Task requirements
Reproduce the records. Keep every word exact and include no images.

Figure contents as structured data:

____________________

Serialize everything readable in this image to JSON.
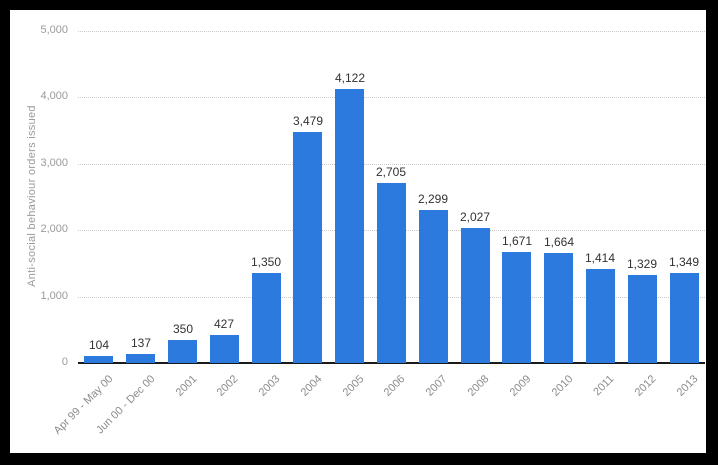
{
  "chart_data": {
    "type": "bar",
    "title": "",
    "xlabel": "",
    "ylabel": "Anti-social behaviour orders issued",
    "categories": [
      "Apr 99 - May 00",
      "Jun 00 - Dec 00",
      "2001",
      "2002",
      "2003",
      "2004",
      "2005",
      "2006",
      "2007",
      "2008",
      "2009",
      "2010",
      "2011",
      "2012",
      "2013"
    ],
    "values": [
      104,
      137,
      350,
      427,
      1350,
      3479,
      4122,
      2705,
      2299,
      2027,
      1671,
      1664,
      1414,
      1329,
      1349
    ],
    "value_labels": [
      "104",
      "137",
      "350",
      "427",
      "1,350",
      "3,479",
      "4,122",
      "2,705",
      "2,299",
      "2,027",
      "1,671",
      "1,664",
      "1,414",
      "1,329",
      "1,349"
    ],
    "ylim": [
      0,
      5000
    ],
    "yticks": [
      0,
      1000,
      2000,
      3000,
      4000,
      5000
    ],
    "ytick_labels": [
      "0",
      "1,000",
      "2,000",
      "3,000",
      "4,000",
      "5,000"
    ],
    "grid": "horizontal-dotted",
    "legend": null,
    "bar_color": "#2c7ade",
    "grid_color": "#c9c9c9",
    "axis_line_color": "#1a1a1a",
    "ytick_color": "#9a9a9a",
    "xtick_color": "#8c8c8c",
    "value_label_color": "#333333",
    "frame_color": "#000000",
    "background_color": "#ffffff"
  }
}
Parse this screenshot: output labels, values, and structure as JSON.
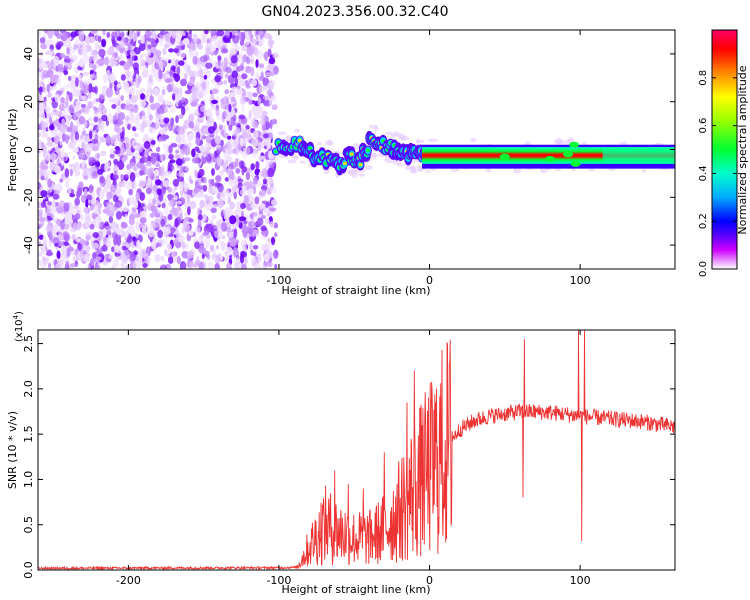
{
  "title": "GN04.2023.356.00.32.C40",
  "chart_data": [
    {
      "type": "heatmap",
      "xlabel": "Height of straight line (km)",
      "ylabel": "Frequency (Hz)",
      "xlim": [
        -260,
        163
      ],
      "ylim": [
        -50,
        50
      ],
      "xticks": [
        -200,
        -100,
        0,
        100
      ],
      "yticks": [
        -40,
        -20,
        0,
        20,
        40
      ],
      "colorbar": {
        "label": "Normalized spectral amplitude",
        "range": [
          0,
          1
        ],
        "ticks": [
          "0.0",
          "0.2",
          "0.4",
          "0.6",
          "0.8"
        ],
        "tick_values": [
          0.0,
          0.2,
          0.4,
          0.6,
          0.8
        ],
        "colormap": [
          "#ffffff",
          "#cc00ff",
          "#5a00ff",
          "#0000ff",
          "#00aaff",
          "#00ffcc",
          "#00ff33",
          "#99ff00",
          "#ffff00",
          "#ff8800",
          "#ff0000",
          "#ff0066"
        ]
      },
      "regions": [
        {
          "kind": "noise",
          "x": [
            -260,
            -102
          ],
          "y": [
            -50,
            50
          ]
        },
        {
          "kind": "signal",
          "x": [
            -102,
            163
          ],
          "center_freq": [
            1,
            -4
          ],
          "bandwidth_hz": 6
        }
      ]
    },
    {
      "type": "line",
      "xlabel": "Height of straight line (km)",
      "ylabel": "SNR (10 * v/v)",
      "yscale_label": "(x10",
      "yscale_exp": "4",
      "yscale_suffix": ")",
      "xlim": [
        -260,
        163
      ],
      "ylim": [
        0,
        26500
      ],
      "xticks": [
        -200,
        -100,
        0,
        100
      ],
      "yticks": [
        "0.0",
        "0.5",
        "1.0",
        "1.5",
        "2.0",
        "2.5"
      ],
      "ytick_values": [
        0,
        5000,
        10000,
        15000,
        20000,
        25000
      ],
      "color": "#ee3333",
      "keypoints": [
        {
          "x": -260,
          "y": 200
        },
        {
          "x": -100,
          "y": 250
        },
        {
          "x": -88,
          "y": 300
        },
        {
          "x": -80,
          "y": 2500
        },
        {
          "x": -70,
          "y": 5000
        },
        {
          "x": -60,
          "y": 4200
        },
        {
          "x": -50,
          "y": 3500
        },
        {
          "x": -40,
          "y": 3500
        },
        {
          "x": -30,
          "y": 4500
        },
        {
          "x": -20,
          "y": 6500
        },
        {
          "x": -10,
          "y": 9000
        },
        {
          "x": 0,
          "y": 11000
        },
        {
          "x": 10,
          "y": 13500
        },
        {
          "x": 20,
          "y": 15500
        },
        {
          "x": 30,
          "y": 16500
        },
        {
          "x": 40,
          "y": 17000
        },
        {
          "x": 60,
          "y": 17500
        },
        {
          "x": 80,
          "y": 17400
        },
        {
          "x": 100,
          "y": 17000
        },
        {
          "x": 120,
          "y": 16700
        },
        {
          "x": 140,
          "y": 16400
        },
        {
          "x": 163,
          "y": 15800
        }
      ],
      "spikes": [
        {
          "x": -63,
          "y": 11000
        },
        {
          "x": -54,
          "y": 9500
        },
        {
          "x": -44,
          "y": 9000
        },
        {
          "x": -30,
          "y": 13000
        },
        {
          "x": -15,
          "y": 18500
        },
        {
          "x": -10,
          "y": 22000
        },
        {
          "x": -5,
          "y": 16000
        },
        {
          "x": 62,
          "y": 8000
        },
        {
          "x": 63,
          "y": 25500
        },
        {
          "x": 99,
          "y": 26500
        },
        {
          "x": 101,
          "y": 3200
        },
        {
          "x": 103,
          "y": 26500
        }
      ]
    }
  ]
}
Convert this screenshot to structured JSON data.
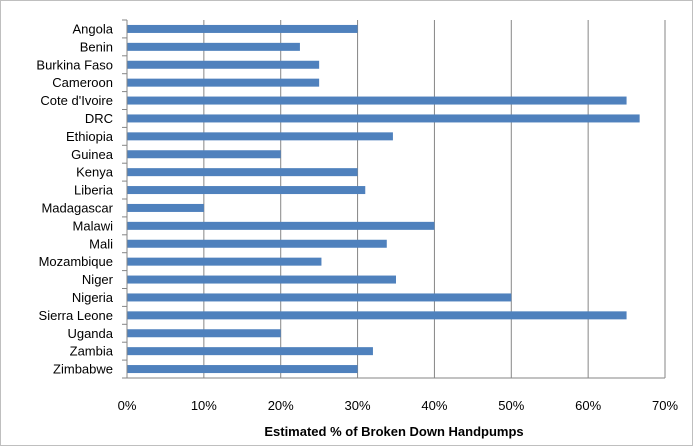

____________________

Solution to this problem
Serialize everything readable in this image to JSON.
{
  "chart_data": {
    "type": "bar",
    "title": "",
    "xlabel": "",
    "ylabel": "Anti-social behaviour orders issued",
    "categories": [
      "Apr 99 - May 00",
      "Jun 00 - Dec 00",
      "2001",
      "2002",
      "2003",
      "2004",
      "2005",
      "2006",
      "2007",
      "2008",
      "2009",
      "2010",
      "2011",
      "2012",
      "2013"
    ],
    "values": [
      104,
      137,
      350,
      427,
      1350,
      3479,
      4122,
      2705,
      2299,
      2027,
      1671,
      1664,
      1414,
      1329,
      1349
    ],
    "value_labels": [
      "104",
      "137",
      "350",
      "427",
      "1,350",
      "3,479",
      "4,122",
      "2,705",
      "2,299",
      "2,027",
      "1,671",
      "1,664",
      "1,414",
      "1,329",
      "1,349"
    ],
    "ylim": [
      0,
      5000
    ],
    "yticks": [
      0,
      1000,
      2000,
      3000,
      4000,
      5000
    ],
    "ytick_labels": [
      "0",
      "1,000",
      "2,000",
      "3,000",
      "4,000",
      "5,000"
    ],
    "grid": "horizontal-dotted",
    "legend": null,
    "bar_color": "#2c7ade",
    "grid_color": "#c9c9c9",
    "axis_line_color": "#1a1a1a",
    "ytick_color": "#9a9a9a",
    "xtick_color": "#8c8c8c",
    "value_label_color": "#333333",
    "frame_color": "#000000",
    "background_color": "#ffffff"
  }
}
Parse this screenshot: output labels, values, and structure as JSON.
{
  "title": "GN04.2023.356.00.32.C40",
  "chart_data": [
    {
      "type": "heatmap",
      "xlabel": "Height of straight line (km)",
      "ylabel": "Frequency (Hz)",
      "xlim": [
        -260,
        163
      ],
      "ylim": [
        -50,
        50
      ],
      "xticks": [
        -200,
        -100,
        0,
        100
      ],
      "yticks": [
        -40,
        -20,
        0,
        20,
        40
      ],
      "colorbar": {
        "label": "Normalized spectral amplitude",
        "range": [
          0,
          1
        ],
        "ticks": [
          "0.0",
          "0.2",
          "0.4",
          "0.6",
          "0.8"
        ],
        "tick_values": [
          0.0,
          0.2,
          0.4,
          0.6,
          0.8
        ],
        "colormap": [
          "#ffffff",
          "#cc00ff",
          "#5a00ff",
          "#0000ff",
          "#00aaff",
          "#00ffcc",
          "#00ff33",
          "#99ff00",
          "#ffff00",
          "#ff8800",
          "#ff0000",
          "#ff0066"
        ]
      },
      "regions": [
        {
          "kind": "noise",
          "x": [
            -260,
            -102
          ],
          "y": [
            -50,
            50
          ]
        },
        {
          "kind": "signal",
          "x": [
            -102,
            163
          ],
          "center_freq": [
            1,
            -4
          ],
          "bandwidth_hz": 6
        }
      ]
    },
    {
      "type": "line",
      "xlabel": "Height of straight line (km)",
      "ylabel": "SNR (10 * v/v)",
      "yscale_label": "(x10",
      "yscale_exp": "4",
      "yscale_suffix": ")",
      "xlim": [
        -260,
        163
      ],
      "ylim": [
        0,
        26500
      ],
      "xticks": [
        -200,
        -100,
        0,
        100
      ],
      "yticks": [
        "0.0",
        "0.5",
        "1.0",
        "1.5",
        "2.0",
        "2.5"
      ],
      "ytick_values": [
        0,
        5000,
        10000,
        15000,
        20000,
        25000
      ],
      "color": "#ee3333",
      "keypoints": [
        {
          "x": -260,
          "y": 200
        },
        {
          "x": -100,
          "y": 250
        },
        {
          "x": -88,
          "y": 300
        },
        {
          "x": -80,
          "y": 2500
        },
        {
          "x": -70,
          "y": 5000
        },
        {
          "x": -60,
          "y": 4200
        },
        {
          "x": -50,
          "y": 3500
        },
        {
          "x": -40,
          "y": 3500
        },
        {
          "x": -30,
          "y": 4500
        },
        {
          "x": -20,
          "y": 6500
        },
        {
          "x": -10,
          "y": 9000
        },
        {
          "x": 0,
          "y": 11000
        },
        {
          "x": 10,
          "y": 13500
        },
        {
          "x": 20,
          "y": 15500
        },
        {
          "x": 30,
          "y": 16500
        },
        {
          "x": 40,
          "y": 17000
        },
        {
          "x": 60,
          "y": 17500
        },
        {
          "x": 80,
          "y": 17400
        },
        {
          "x": 100,
          "y": 17000
        },
        {
          "x": 120,
          "y": 16700
        },
        {
          "x": 140,
          "y": 16400
        },
        {
          "x": 163,
          "y": 15800
        }
      ],
      "spikes": [
        {
          "x": -63,
          "y": 11000
        },
        {
          "x": -54,
          "y": 9500
        },
        {
          "x": -44,
          "y": 9000
        },
        {
          "x": -30,
          "y": 13000
        },
        {
          "x": -15,
          "y": 18500
        },
        {
          "x": -10,
          "y": 22000
        },
        {
          "x": -5,
          "y": 16000
        },
        {
          "x": 62,
          "y": 8000
        },
        {
          "x": 63,
          "y": 25500
        },
        {
          "x": 99,
          "y": 26500
        },
        {
          "x": 101,
          "y": 3200
        },
        {
          "x": 103,
          "y": 26500
        }
      ]
    }
  ]
}
Convert this screenshot to structured JSON data.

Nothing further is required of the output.